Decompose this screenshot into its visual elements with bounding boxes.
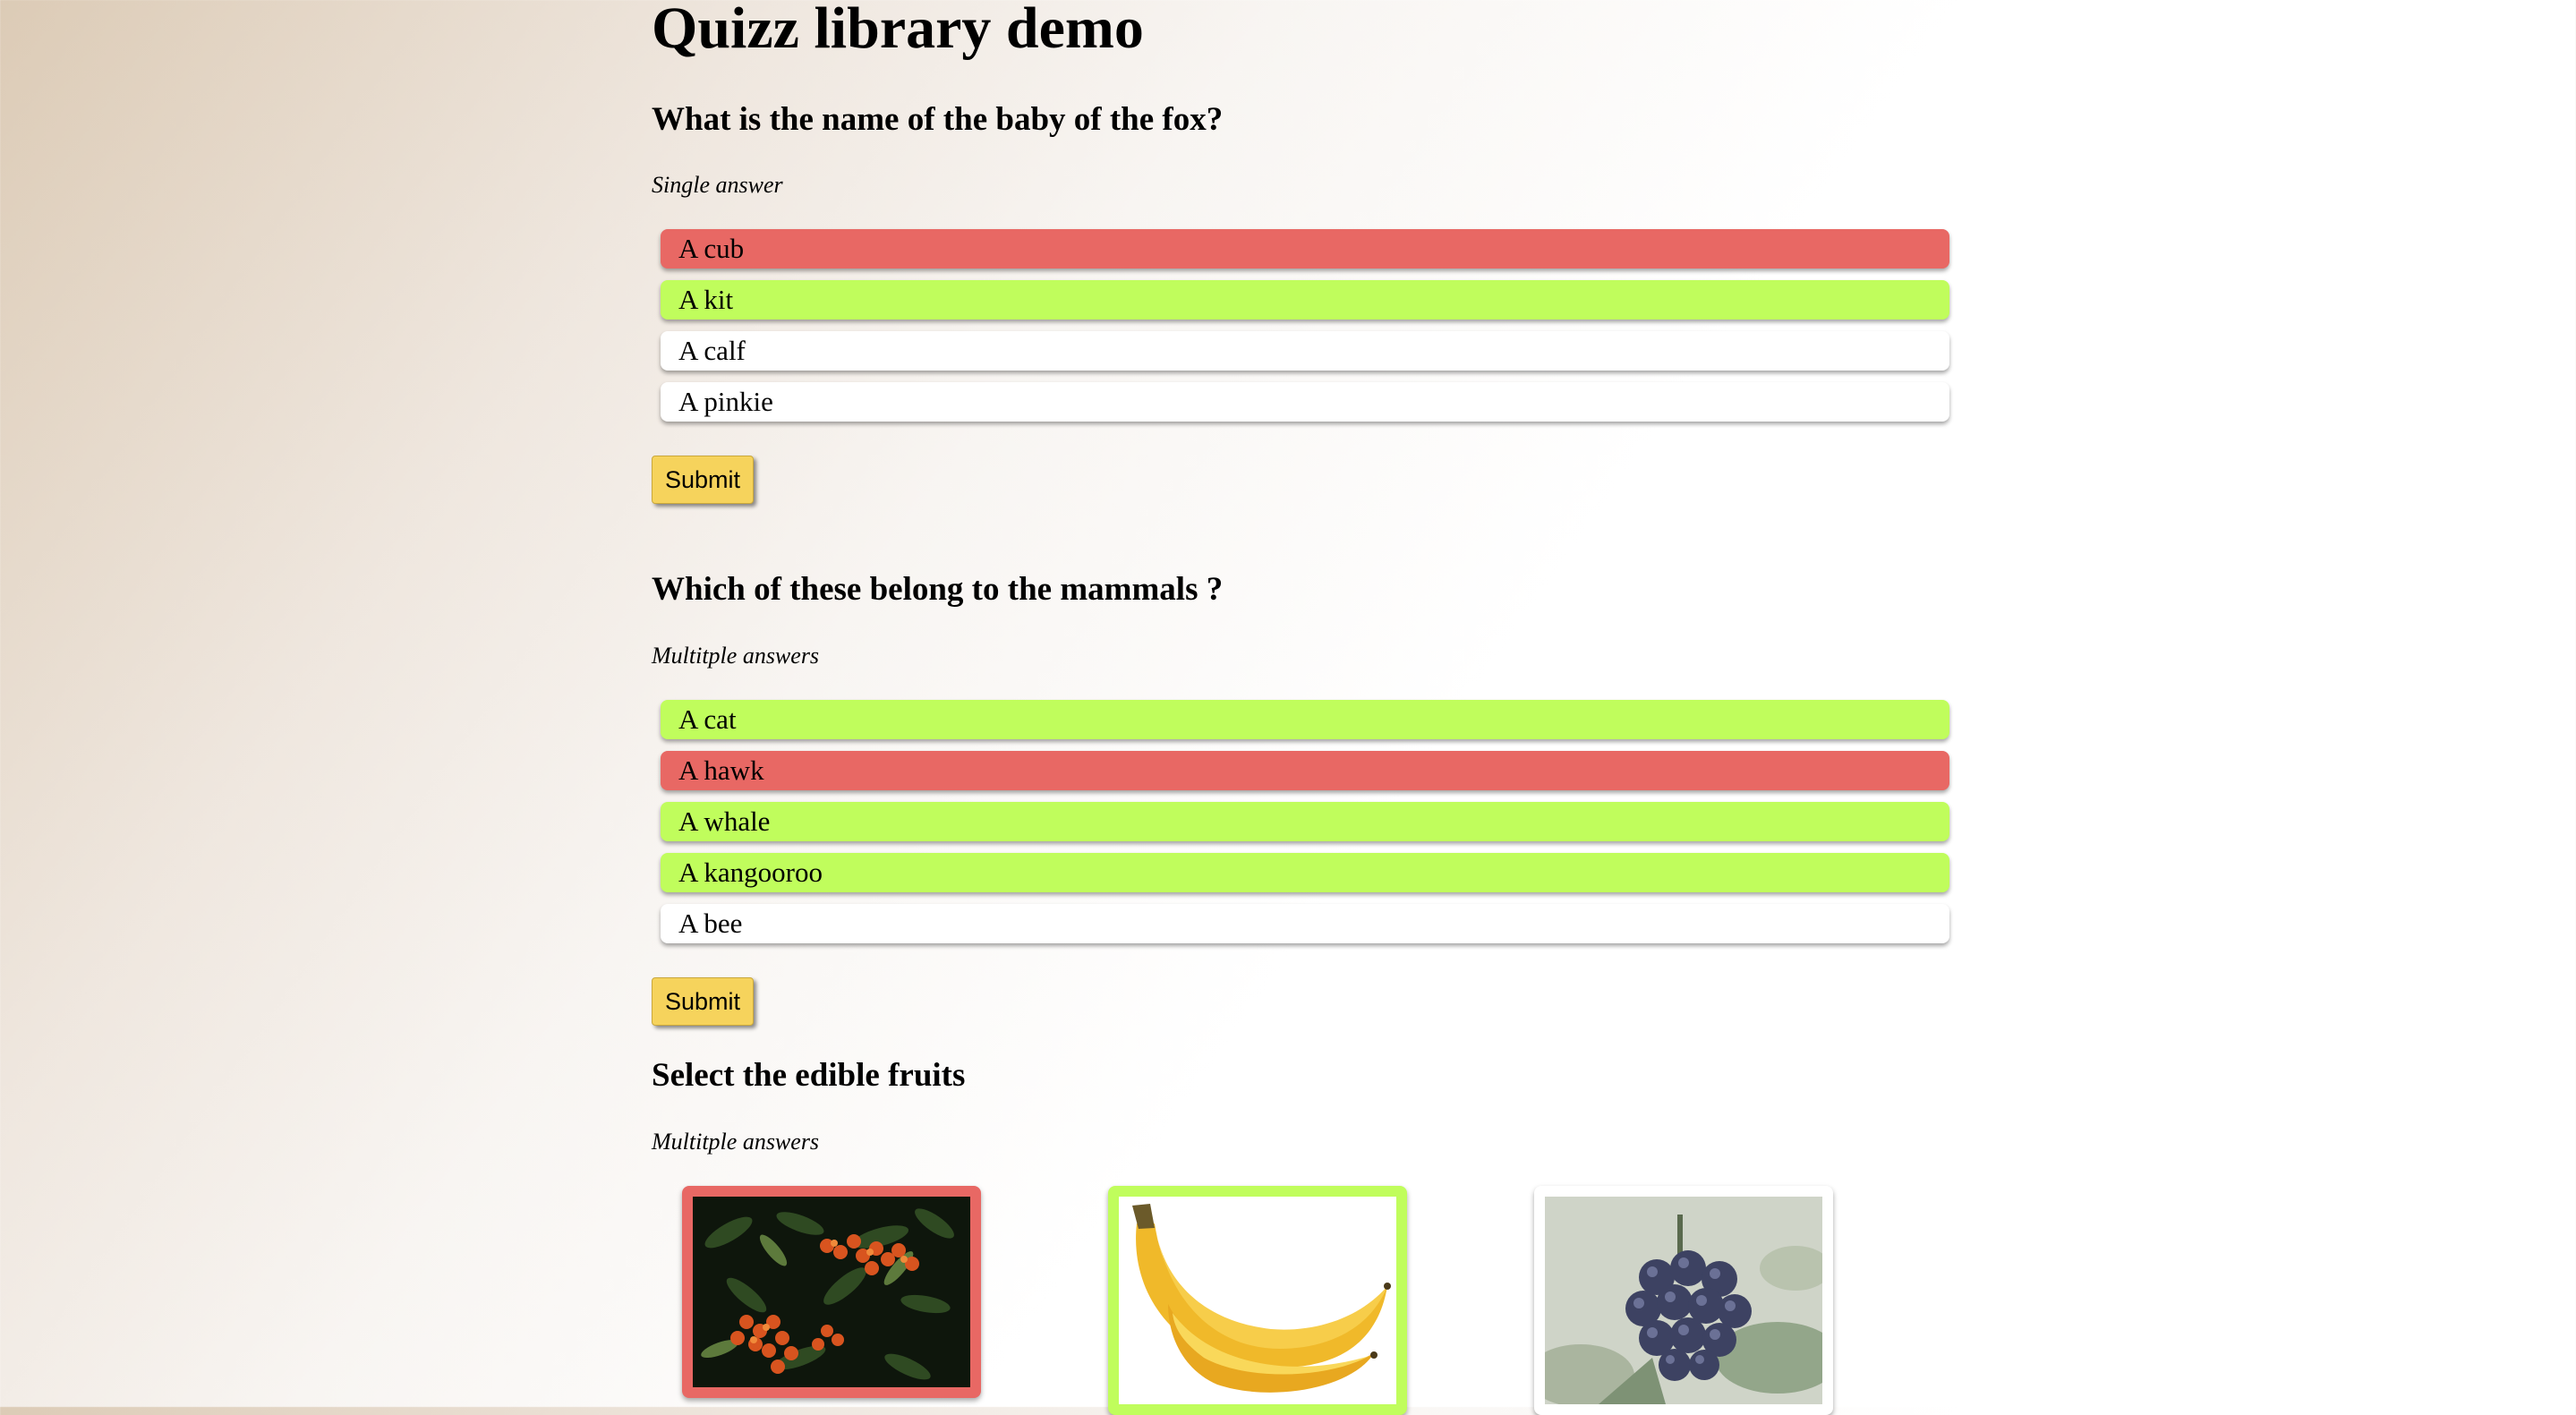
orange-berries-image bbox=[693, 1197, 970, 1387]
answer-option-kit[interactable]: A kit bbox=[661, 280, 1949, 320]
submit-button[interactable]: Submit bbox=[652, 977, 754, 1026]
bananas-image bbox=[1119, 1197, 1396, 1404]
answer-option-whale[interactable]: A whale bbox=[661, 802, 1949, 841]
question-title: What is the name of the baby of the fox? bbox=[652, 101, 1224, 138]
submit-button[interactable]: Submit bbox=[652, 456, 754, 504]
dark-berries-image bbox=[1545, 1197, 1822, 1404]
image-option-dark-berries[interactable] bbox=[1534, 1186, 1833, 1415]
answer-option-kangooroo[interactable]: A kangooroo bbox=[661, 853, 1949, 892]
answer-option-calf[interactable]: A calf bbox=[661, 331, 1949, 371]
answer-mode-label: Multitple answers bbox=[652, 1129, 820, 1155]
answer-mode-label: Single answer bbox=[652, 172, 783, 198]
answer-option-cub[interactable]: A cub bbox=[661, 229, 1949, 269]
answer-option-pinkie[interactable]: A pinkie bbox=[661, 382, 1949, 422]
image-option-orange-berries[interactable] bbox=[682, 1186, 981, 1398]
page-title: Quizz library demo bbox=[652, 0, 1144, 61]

## The problem
How many lines of the records contain the string "submit"? Reply with the number alone.

## Problem solution
2